Collect all lines from the listing that include the string "nohám".

▬▬▬▬▬▬

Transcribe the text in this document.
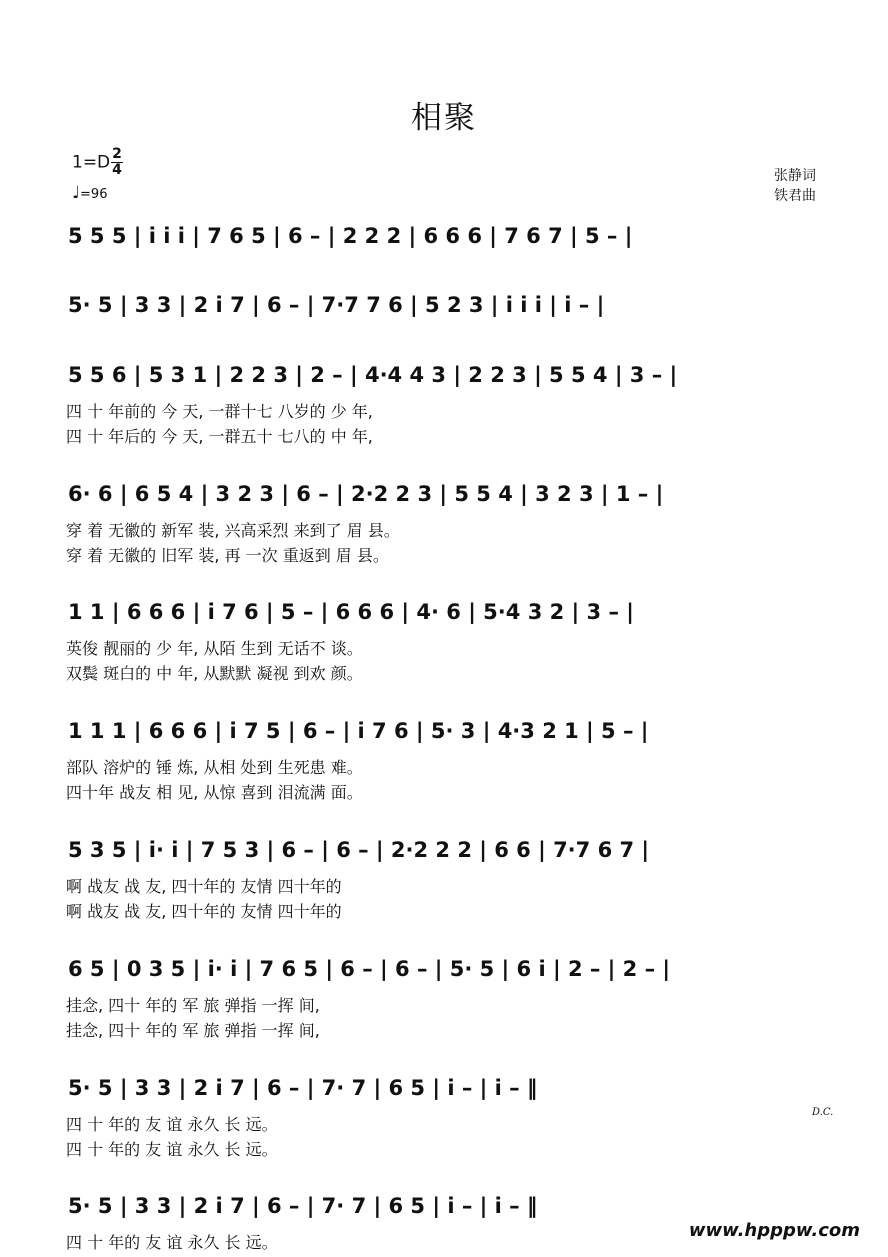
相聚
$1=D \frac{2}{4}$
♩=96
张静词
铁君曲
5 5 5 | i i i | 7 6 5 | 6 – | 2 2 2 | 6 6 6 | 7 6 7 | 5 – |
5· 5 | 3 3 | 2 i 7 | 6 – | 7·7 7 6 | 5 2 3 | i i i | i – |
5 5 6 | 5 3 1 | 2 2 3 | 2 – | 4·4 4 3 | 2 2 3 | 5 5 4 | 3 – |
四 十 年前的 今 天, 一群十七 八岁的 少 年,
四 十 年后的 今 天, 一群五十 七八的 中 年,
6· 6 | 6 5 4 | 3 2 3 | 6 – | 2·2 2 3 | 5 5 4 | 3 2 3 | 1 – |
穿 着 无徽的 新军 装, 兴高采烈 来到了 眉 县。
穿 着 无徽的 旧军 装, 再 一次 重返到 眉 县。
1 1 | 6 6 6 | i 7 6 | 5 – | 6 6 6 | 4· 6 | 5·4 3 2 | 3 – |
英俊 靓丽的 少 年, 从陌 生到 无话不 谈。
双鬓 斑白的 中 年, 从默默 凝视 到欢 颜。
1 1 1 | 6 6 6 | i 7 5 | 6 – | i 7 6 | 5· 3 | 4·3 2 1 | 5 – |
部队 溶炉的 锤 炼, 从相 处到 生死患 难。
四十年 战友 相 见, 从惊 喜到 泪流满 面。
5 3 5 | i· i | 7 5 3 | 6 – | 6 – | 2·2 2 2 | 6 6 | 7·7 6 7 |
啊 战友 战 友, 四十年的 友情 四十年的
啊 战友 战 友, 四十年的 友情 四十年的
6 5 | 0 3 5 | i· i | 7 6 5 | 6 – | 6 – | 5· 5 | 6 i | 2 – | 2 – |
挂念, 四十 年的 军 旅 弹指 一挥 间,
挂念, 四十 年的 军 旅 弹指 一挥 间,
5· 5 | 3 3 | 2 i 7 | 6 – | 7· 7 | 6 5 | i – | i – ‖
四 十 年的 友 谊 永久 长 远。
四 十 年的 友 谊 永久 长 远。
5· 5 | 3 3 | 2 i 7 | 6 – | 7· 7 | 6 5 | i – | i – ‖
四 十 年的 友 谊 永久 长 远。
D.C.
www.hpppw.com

▬▬▬▬▬▬

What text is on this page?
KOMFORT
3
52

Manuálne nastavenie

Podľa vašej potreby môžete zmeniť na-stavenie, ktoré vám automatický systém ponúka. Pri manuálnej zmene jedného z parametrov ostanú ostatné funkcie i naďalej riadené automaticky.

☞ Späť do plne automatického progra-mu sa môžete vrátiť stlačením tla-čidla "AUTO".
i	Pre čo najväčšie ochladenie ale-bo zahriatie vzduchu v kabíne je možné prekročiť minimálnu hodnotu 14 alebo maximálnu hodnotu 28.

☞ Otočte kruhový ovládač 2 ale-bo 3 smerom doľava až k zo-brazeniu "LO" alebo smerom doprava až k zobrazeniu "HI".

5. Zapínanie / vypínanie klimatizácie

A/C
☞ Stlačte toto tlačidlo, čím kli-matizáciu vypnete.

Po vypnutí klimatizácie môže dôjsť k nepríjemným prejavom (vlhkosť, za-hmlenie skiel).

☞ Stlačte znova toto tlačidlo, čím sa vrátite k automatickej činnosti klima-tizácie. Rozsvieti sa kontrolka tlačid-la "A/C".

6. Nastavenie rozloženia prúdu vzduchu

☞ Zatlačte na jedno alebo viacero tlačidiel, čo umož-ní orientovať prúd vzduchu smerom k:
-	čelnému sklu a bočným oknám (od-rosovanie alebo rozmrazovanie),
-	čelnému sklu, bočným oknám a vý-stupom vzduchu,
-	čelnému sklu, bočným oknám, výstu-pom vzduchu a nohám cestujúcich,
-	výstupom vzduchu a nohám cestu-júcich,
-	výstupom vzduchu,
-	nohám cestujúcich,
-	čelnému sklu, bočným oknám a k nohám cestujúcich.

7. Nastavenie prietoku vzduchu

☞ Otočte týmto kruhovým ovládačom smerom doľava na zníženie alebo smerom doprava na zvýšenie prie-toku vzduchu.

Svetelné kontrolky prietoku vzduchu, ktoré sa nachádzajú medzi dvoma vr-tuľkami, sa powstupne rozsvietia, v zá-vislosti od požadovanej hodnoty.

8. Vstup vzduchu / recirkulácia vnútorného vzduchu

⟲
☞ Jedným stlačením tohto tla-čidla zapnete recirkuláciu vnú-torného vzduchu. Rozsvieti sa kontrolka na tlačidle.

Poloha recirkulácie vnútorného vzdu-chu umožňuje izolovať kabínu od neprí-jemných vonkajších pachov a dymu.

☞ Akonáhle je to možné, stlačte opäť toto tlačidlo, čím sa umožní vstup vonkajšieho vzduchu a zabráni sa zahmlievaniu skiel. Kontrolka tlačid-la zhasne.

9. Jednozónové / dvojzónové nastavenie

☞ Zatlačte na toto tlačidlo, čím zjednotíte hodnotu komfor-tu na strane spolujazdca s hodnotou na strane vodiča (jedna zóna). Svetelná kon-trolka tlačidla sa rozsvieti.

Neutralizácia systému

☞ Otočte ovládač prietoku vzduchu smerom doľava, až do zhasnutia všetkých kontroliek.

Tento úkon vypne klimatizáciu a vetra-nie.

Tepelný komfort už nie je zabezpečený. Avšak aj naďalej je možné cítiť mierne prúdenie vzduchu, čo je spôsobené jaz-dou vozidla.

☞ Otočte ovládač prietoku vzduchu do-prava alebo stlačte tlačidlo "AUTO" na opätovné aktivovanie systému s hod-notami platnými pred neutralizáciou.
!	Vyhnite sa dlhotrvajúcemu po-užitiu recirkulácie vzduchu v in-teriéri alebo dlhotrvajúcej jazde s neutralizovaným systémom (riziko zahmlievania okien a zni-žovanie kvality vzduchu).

▬▬▬▬▬▬

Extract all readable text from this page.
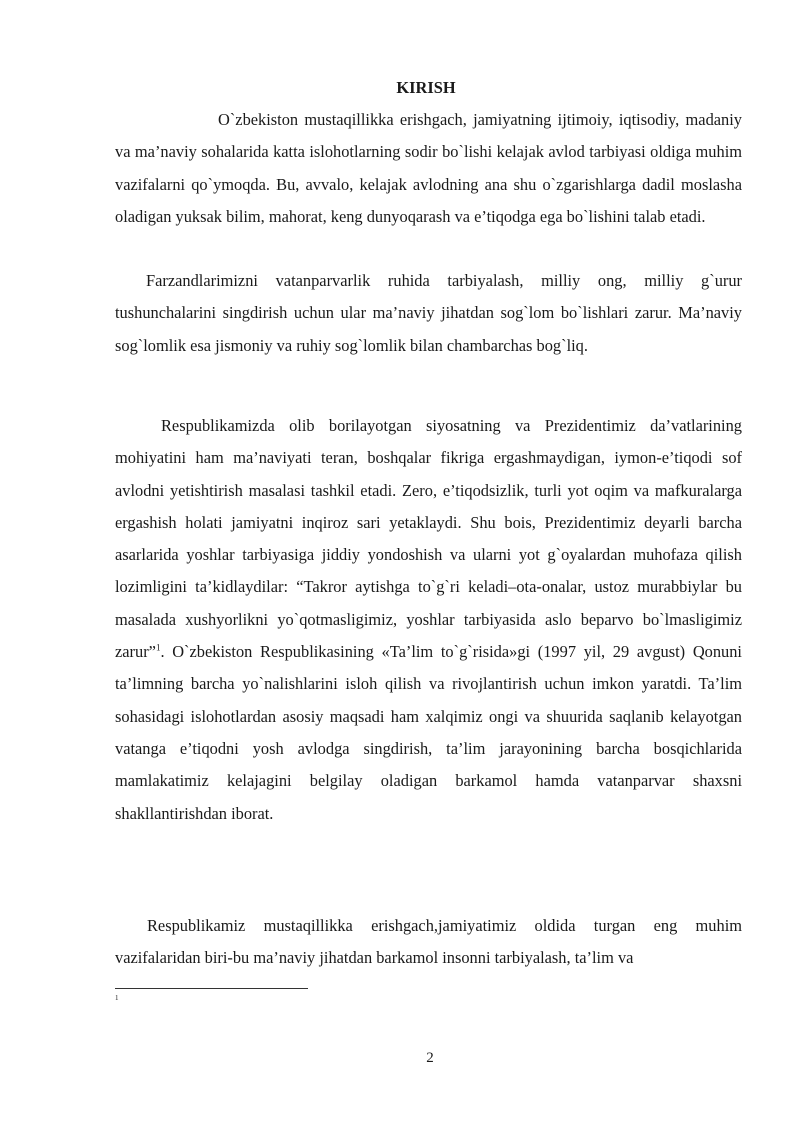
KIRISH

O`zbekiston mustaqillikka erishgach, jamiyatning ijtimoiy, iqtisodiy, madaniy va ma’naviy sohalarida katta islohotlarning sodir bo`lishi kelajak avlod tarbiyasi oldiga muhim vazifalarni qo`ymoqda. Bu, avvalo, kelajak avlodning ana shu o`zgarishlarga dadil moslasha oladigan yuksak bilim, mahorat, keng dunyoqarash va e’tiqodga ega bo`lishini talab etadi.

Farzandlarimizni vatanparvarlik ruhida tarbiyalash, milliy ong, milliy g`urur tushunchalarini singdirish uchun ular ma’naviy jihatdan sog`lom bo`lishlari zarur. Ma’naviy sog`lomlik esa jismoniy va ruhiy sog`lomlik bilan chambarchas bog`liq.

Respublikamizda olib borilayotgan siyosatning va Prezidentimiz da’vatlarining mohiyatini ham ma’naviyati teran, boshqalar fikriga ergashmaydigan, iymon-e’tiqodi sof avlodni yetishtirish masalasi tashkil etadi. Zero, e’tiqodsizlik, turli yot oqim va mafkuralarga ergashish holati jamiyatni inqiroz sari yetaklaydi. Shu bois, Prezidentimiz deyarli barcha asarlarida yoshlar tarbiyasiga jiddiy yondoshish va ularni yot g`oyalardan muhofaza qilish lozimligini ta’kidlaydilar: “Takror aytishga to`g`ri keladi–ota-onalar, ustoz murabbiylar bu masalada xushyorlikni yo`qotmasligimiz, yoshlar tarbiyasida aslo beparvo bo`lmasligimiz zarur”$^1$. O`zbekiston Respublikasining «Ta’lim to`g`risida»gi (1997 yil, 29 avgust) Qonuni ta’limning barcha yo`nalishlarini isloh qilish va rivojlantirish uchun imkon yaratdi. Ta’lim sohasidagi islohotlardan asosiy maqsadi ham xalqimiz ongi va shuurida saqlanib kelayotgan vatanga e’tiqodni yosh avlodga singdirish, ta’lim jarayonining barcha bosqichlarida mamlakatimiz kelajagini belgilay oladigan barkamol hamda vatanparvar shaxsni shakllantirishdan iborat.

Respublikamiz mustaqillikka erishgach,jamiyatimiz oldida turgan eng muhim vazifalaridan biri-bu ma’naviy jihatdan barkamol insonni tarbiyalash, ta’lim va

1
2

▬▬▬▬▬▬

• [The result]:
-	čelnému sklu, bočným oknám, výstu-pom vzduchu a nohám cestujúcich,
-	výstupom vzduchu a nohám cestu-júcich,
-	nohám cestujúcich,
-	čelnému sklu, bočným oknám a k nohám cestujúcich.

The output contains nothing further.